→ **Data for this exercise**:
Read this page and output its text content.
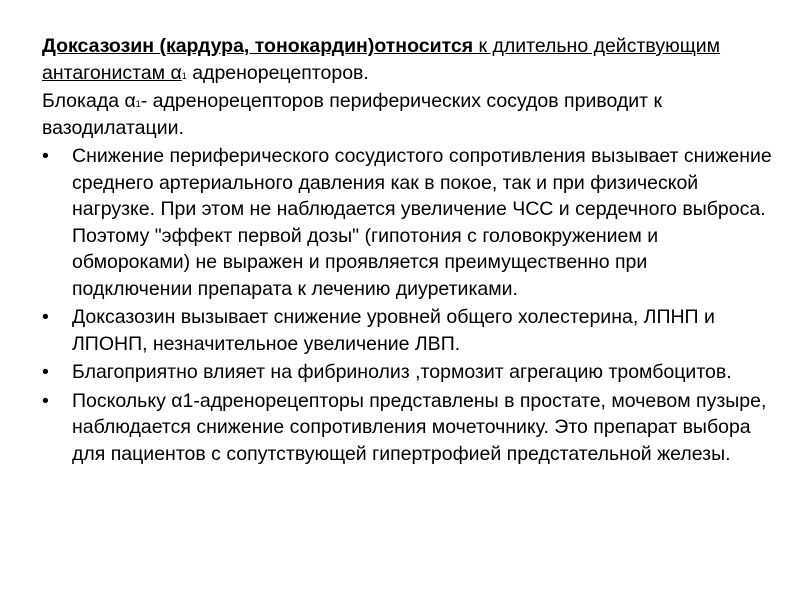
Доксазозин (кардура, тонокардин)относится к длительно действующим антагонистам α1 адренорецепторов.

Блокада α1- адренорецепторов периферических сосудов приводит к вазодилатации.

• Снижение периферического сосудистого сопротивления вызывает снижение среднего артериального давления как в покое, так и при физической нагрузке. При этом не наблюдается увеличение ЧСС и сердечного выброса. Поэтому "эффект первой дозы" (гипотония с головокружением и обмороками) не выражен и проявляется преимущественно при подключении препарата к лечению диуретиками.
• Доксазозин вызывает снижение уровней общего холестерина, ЛПНП и ЛПОНП, незначительное увеличение ЛВП.
• Благоприятно влияет на фибринолиз ,тормозит агрегацию тромбоцитов.
• Поскольку α1-адренорецепторы представлены в простате, мочевом пузыре, наблюдается снижение сопротивления мочеточнику. Это препарат выбора для пациентов с сопутствующей гипертрофией предстательной железы.
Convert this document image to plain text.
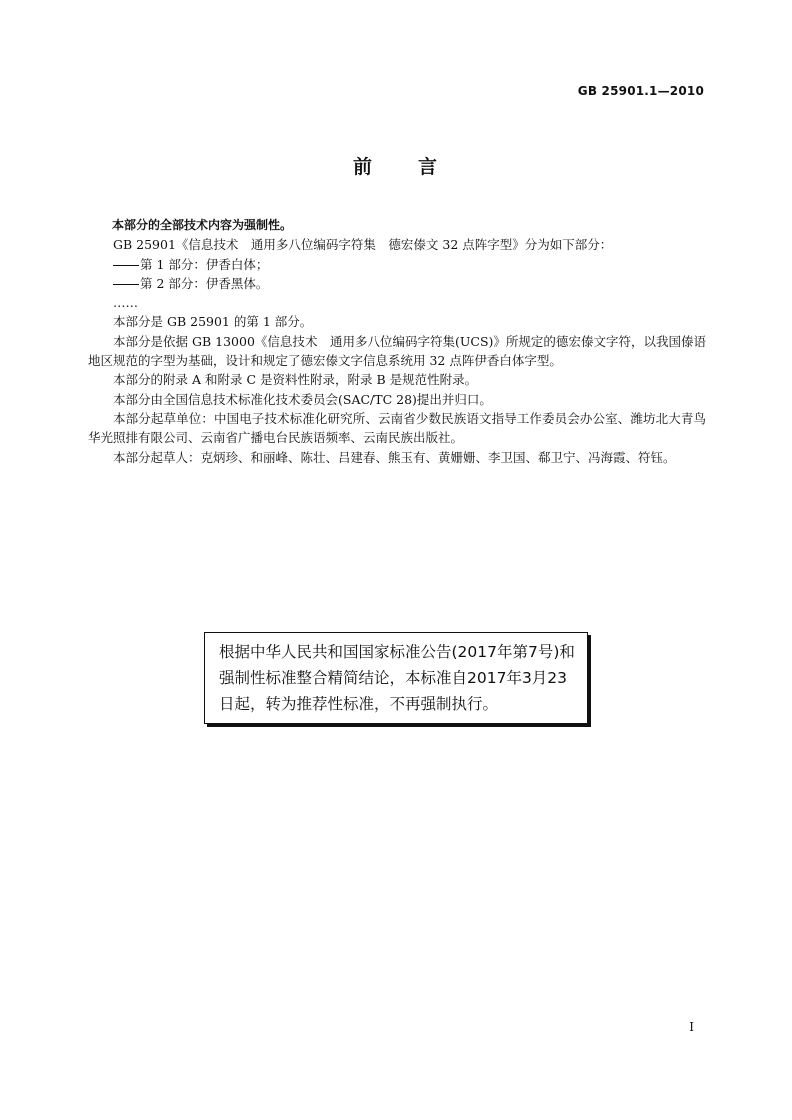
GB 25901.1—2010
前 言

本部分的全部技术内容为强制性。

GB 25901《信息技术　通用多八位编码字符集　德宏傣文 32 点阵字型》分为如下部分：

第 1 部分：伊香白体；

第 2 部分：伊香黑体。

……

本部分是 GB 25901 的第 1 部分。

本部分是依据 GB 13000《信息技术　通用多八位编码字符集(UCS)》所规定的德宏傣文字符，以我国傣语地区规范的字型为基础，设计和规定了德宏傣文字信息系统用 32 点阵伊香白体字型。

本部分的附录 A 和附录 C 是资料性附录，附录 B 是规范性附录。

本部分由全国信息技术标准化技术委员会(SAC/TC 28)提出并归口。

本部分起草单位：中国电子技术标准化研究所、云南省少数民族语文指导工作委员会办公室、潍坊北大青鸟华光照排有限公司、云南省广播电台民族语频率、云南民族出版社。

本部分起草人：克炳珍、和丽峰、陈壮、吕建春、熊玉有、黄姗姗、李卫国、郗卫宁、冯海霞、符钰。

根据中华人民共和国国家标准公告(2017年第7号)和强制性标准整合精简结论，本标准自2017年3月23日起，转为推荐性标准，不再强制执行。
I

→ **What needs to be done**: Using the material above, set down every line exactly, but skip the pictures.

→ **Answer to this exercise**:
Read this page and output its text content.
Доксазозин (кардура, тонокардин)относится к длительно действующим антагонистам α1 адренорецепторов.

Блокада α1- адренорецепторов периферических сосудов приводит к вазодилатации.

• Снижение периферического сосудистого сопротивления вызывает снижение среднего артериального давления как в покое, так и при физической нагрузке. При этом не наблюдается увеличение ЧСС и сердечного выброса. Поэтому "эффект первой дозы" (гипотония с головокружением и обмороками) не выражен и проявляется преимущественно при подключении препарата к лечению диуретиками.
• Доксазозин вызывает снижение уровней общего холестерина, ЛПНП и ЛПОНП, незначительное увеличение ЛВП.
• Благоприятно влияет на фибринолиз ,тормозит агрегацию тромбоцитов.
• Поскольку α1-адренорецепторы представлены в простате, мочевом пузыре, наблюдается снижение сопротивления мочеточнику. Это препарат выбора для пациентов с сопутствующей гипертрофией предстательной железы.
Convert this document image to plain text.
GB 25901.1—2010
前 言

本部分的全部技术内容为强制性。

GB 25901《信息技术　通用多八位编码字符集　德宏傣文 32 点阵字型》分为如下部分：

第 1 部分：伊香白体；

第 2 部分：伊香黑体。

……

本部分是 GB 25901 的第 1 部分。

本部分是依据 GB 13000《信息技术　通用多八位编码字符集(UCS)》所规定的德宏傣文字符，以我国傣语地区规范的字型为基础，设计和规定了德宏傣文字信息系统用 32 点阵伊香白体字型。

本部分的附录 A 和附录 C 是资料性附录，附录 B 是规范性附录。

本部分由全国信息技术标准化技术委员会(SAC/TC 28)提出并归口。

本部分起草单位：中国电子技术标准化研究所、云南省少数民族语文指导工作委员会办公室、潍坊北大青鸟华光照排有限公司、云南省广播电台民族语频率、云南民族出版社。

本部分起草人：克炳珍、和丽峰、陈壮、吕建春、熊玉有、黄姗姗、李卫国、郗卫宁、冯海霞、符钰。

根据中华人民共和国国家标准公告(2017年第7号)和强制性标准整合精简结论，本标准自2017年3月23日起，转为推荐性标准，不再强制执行。
I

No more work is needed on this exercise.